Содрогаешься, когда подумаешь, на что походил бы спесивый человек.

Что бы ни думали о великодушном человеке, ясно одно: таких, как он, в обществе много быть не может. И, по-моему, не только в общем смысле слова, согласно которому вряд ли есть много добродетельных людей, поскольку добродетель нелегка; я имею в виду, что добродетели великодушного человека в большей мере зависят от того, что он занимает особое общественное положение. Аристотель считает этику ответвлением политики, и не удивительно, что после такого восхваления им гордости мы узнаем, что монархию он считает самой наилучшей формой правления, а аристократию — следующей после монархии. Монархи и аристократы могут быть “великодушными", но простые граждане были бы осмеяны, если бы попытались жить по такому же образцу.

Это выдвигает вопрос наполовину этический и наполовину политический. Можем ли мы считать морально удовлетворительным то общество, которое в полном соответствии с сущностью своего устройства отдает все наилучшее немногим и требует от большинства довольствоваться второстепенным? Платон и Аристотель говорят “да", и Ницше соглашается с ними. Стоики, христиане и демократы говорят “нет", но это “нет" у них звучит очень по-разному. Стоики и ранние христиане считают, что величайшее благо есть добродетель и что внешние обстоятельства не могут помешать человеку быть добродетельным; поэтому-де нет необходимости добиваться справедливой социальной системы, поскольку социальная несправедливость может влиять лишь на несущественные обстоятельства. Напротив, демократ обычно утверждает, по крайней мере там, где дело касается политики, что самые важные блага суть власть и собственность; он поэтому не может примириться с такой социальной системой, которая несправедлива в этом отношении.

Стоически-христианская точка зрения предполагает концепцию добродетели, весьма отличную от аристотелевской, поскольку она должна утверждать, что добродетель столь же возможна для раба, как и для его господина. Христианская этика не одобряет гордости, которую Аристотель считает добродетелью, и восхваляет смирение, в котором он видит порок. Интеллектуальные добродетели, которые Платон и Аристотель ценят превыше всего, должны быть совершенно вычеркнуты из списка во имя того, чтобы бедные и смиренные могли быть добродетельными, как и все другие. Папа Григорий Великий с важным видом порицал одного епископа за преподавание грамматики.

Мнение Аристотеля, что высочайшая добродетель — удел немногих, логически связано с подчинением этики политике. Если целью является хорошее общество скорее, чем хороший индивидуум, то возможно, что хорошим обществом может быть то, где существует субординация. В оркестре первая скрипка важнее, чем гобой, хотя оба необходимы для отличного качества всего оркестра. Невозможно организовать оркестр по принципу — дать каждому то, что будет наилучшим для него как отдельного индивида. То же самое можно применить к управлению большим современным государством, сколь бы демократичным оно ни было. Современная демократия, в противоположность античной, дарует огромную власть некоторым определенным, избранным индивидам — президентам или премьер-министрам — и должна ожидать от них таких заслуг, которых нельзя ожидать от простых граждан. Когда люди в своих мыслях не находятся под влиянием религии или политических разногласий, они, вероятно, утверждают, что хорошего президента следует уважать больше, чем хорошего каменщика. В условиях демократии президента не считают совершенно подобным аристотелевскому великодушному человеку, но все же ожидают, что он будет довольно сильно отличаться от среднего гражданина и иметь определенные достоинства, связанные с его положением. Эти особые достоинства, вероятно, не рассматривались бы как “этические", но лишь потому, что мы употребляем это прилагательное в более узком смысле, чем тот, который придавал ему Аристотель.

● ● ● ● ● ● ●

Ваша задача. Перепишите без изменений часть приведенного выше текста об этике Аристотеля: от слов «Стоически-христианская точка зрения» до слов «за преподавание грамматики.».

Предоставленные материалы.
● ● ● ● ● ● ●

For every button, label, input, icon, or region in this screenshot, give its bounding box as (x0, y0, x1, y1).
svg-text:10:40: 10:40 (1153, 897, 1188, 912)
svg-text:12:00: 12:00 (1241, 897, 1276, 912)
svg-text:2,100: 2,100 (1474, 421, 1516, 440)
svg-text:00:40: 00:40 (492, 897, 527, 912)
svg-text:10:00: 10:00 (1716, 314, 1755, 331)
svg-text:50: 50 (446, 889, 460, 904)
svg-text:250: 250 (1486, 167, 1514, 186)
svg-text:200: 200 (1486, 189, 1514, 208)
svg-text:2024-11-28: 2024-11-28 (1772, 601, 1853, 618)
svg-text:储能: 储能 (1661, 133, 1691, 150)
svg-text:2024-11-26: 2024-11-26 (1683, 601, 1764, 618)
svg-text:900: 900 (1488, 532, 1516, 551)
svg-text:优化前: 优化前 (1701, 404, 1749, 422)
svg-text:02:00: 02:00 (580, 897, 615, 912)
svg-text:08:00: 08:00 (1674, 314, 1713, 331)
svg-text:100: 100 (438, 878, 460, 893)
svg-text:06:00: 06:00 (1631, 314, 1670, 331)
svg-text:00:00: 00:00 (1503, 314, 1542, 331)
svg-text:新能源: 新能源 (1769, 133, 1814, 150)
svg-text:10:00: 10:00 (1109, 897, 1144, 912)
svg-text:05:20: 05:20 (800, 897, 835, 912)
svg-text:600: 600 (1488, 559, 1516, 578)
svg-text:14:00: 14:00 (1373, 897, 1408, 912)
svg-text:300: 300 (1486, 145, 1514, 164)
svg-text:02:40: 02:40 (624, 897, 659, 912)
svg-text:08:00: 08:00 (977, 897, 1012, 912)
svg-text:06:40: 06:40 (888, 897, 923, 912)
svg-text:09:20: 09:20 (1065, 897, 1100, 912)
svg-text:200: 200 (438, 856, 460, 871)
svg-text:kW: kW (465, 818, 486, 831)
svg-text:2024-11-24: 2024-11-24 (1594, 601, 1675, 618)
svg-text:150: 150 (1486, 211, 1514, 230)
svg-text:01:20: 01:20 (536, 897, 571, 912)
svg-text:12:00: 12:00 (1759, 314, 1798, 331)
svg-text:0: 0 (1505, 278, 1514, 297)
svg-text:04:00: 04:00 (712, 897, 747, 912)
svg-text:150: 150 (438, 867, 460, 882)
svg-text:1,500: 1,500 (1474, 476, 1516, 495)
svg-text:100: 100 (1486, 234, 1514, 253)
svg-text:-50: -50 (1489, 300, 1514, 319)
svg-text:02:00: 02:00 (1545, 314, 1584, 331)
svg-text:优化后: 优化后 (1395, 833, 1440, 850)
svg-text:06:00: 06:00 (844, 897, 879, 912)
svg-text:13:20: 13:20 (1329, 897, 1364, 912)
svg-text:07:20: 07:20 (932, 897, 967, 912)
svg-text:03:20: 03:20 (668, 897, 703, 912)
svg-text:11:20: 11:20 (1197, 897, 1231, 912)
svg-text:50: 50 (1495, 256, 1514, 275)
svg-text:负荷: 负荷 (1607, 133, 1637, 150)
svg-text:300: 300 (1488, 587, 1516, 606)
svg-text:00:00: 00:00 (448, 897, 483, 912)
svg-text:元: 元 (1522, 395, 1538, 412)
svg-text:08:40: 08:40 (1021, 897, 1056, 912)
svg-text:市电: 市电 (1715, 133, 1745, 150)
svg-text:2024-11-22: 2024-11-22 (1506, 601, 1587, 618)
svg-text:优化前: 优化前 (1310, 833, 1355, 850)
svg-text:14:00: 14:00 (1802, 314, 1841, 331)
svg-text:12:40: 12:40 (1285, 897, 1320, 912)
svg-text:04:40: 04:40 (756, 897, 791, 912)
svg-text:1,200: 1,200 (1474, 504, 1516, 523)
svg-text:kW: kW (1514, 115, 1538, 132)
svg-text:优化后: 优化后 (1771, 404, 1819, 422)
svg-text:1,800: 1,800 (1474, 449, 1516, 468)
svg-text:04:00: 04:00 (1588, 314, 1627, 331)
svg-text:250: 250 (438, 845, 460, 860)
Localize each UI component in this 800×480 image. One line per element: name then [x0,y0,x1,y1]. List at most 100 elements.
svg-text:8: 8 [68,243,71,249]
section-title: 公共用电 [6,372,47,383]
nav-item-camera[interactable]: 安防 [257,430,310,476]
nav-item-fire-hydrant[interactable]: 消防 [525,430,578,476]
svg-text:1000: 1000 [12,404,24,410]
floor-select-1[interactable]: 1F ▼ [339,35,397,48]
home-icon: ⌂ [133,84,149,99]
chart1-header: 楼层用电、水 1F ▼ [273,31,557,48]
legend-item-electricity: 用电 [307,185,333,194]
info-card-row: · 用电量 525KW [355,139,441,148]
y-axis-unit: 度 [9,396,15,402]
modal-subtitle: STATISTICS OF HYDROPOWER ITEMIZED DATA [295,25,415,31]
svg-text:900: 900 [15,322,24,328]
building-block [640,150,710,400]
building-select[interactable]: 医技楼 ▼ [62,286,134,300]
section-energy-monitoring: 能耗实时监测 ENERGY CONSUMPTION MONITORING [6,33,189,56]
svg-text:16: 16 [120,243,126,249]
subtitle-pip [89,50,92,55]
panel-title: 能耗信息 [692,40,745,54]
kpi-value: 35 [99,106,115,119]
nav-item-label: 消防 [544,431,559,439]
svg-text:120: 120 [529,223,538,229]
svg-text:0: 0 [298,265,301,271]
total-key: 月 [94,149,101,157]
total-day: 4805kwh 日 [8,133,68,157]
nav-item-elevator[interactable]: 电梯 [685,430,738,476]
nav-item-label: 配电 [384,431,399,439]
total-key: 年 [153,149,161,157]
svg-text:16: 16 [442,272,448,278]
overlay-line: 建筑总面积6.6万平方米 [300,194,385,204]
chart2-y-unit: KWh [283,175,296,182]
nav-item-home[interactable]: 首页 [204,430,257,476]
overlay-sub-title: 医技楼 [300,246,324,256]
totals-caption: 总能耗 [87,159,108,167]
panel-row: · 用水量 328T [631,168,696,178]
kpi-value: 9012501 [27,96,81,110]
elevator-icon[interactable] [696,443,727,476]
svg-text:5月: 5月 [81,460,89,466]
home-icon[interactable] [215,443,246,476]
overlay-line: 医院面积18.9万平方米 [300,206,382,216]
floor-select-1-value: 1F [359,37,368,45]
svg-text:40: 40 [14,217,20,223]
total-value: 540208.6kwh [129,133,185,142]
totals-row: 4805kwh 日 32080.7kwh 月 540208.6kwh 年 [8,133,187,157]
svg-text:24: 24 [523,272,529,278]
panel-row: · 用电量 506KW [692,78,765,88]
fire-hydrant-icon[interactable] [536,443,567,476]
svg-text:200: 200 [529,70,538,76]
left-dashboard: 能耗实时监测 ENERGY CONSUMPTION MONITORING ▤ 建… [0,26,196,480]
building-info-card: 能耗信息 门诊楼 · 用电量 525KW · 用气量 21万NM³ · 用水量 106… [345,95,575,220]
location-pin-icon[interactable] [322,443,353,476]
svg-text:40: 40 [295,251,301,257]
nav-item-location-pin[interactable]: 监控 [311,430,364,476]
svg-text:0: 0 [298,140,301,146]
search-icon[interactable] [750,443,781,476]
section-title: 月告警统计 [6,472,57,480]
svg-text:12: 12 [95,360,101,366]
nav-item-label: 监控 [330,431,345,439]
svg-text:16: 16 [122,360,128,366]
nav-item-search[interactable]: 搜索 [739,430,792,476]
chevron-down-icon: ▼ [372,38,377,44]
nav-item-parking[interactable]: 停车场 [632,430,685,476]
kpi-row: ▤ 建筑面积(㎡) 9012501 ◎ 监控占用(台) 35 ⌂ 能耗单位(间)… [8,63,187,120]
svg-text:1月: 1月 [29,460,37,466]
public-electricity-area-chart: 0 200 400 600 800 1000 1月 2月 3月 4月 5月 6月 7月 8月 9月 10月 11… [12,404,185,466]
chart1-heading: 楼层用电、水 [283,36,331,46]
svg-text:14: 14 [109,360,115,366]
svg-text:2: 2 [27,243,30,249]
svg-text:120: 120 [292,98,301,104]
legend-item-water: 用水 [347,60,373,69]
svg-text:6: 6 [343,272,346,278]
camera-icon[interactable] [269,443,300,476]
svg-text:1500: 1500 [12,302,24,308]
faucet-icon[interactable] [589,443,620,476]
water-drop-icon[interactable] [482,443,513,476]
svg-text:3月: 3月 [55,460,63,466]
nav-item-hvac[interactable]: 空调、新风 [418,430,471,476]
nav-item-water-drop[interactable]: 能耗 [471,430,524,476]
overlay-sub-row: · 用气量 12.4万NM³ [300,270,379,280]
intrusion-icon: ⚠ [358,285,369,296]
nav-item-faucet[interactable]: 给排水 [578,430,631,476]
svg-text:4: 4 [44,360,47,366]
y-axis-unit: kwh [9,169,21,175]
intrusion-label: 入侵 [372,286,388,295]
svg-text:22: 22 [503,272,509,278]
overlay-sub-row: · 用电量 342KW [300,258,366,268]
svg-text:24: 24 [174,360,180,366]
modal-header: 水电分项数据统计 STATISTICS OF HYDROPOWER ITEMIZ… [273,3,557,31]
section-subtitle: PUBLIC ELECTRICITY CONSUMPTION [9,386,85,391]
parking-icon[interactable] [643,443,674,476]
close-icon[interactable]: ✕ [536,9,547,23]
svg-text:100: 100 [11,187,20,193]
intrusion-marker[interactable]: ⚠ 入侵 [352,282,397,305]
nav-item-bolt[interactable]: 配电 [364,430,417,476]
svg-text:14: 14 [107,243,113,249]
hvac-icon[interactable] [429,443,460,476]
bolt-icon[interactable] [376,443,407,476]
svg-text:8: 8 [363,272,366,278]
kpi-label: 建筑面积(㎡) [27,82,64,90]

● ● ● ● ● ● ●

Решение задачи.
Стоически-христианская точка зрения предполагает концепцию добродетели, весьма отличную от аристотелевской, поскольку она должна утверждать, что добродетель столь же возможна для раба, как и для его господина. Христианская этика не одобряет гордости, которую Аристотель считает добродетелью, и восхваляет смирение, в котором он видит порок. Интеллектуальные добродетели, которые Платон и Аристотель ценят превыше всего, должны быть совершенно вычеркнуты из списка во имя того, чтобы бедные и смиренные могли быть добродетельными, как и все другие. Папа Григорий Великий с важным видом порицал одного епископа за преподавание грамматики.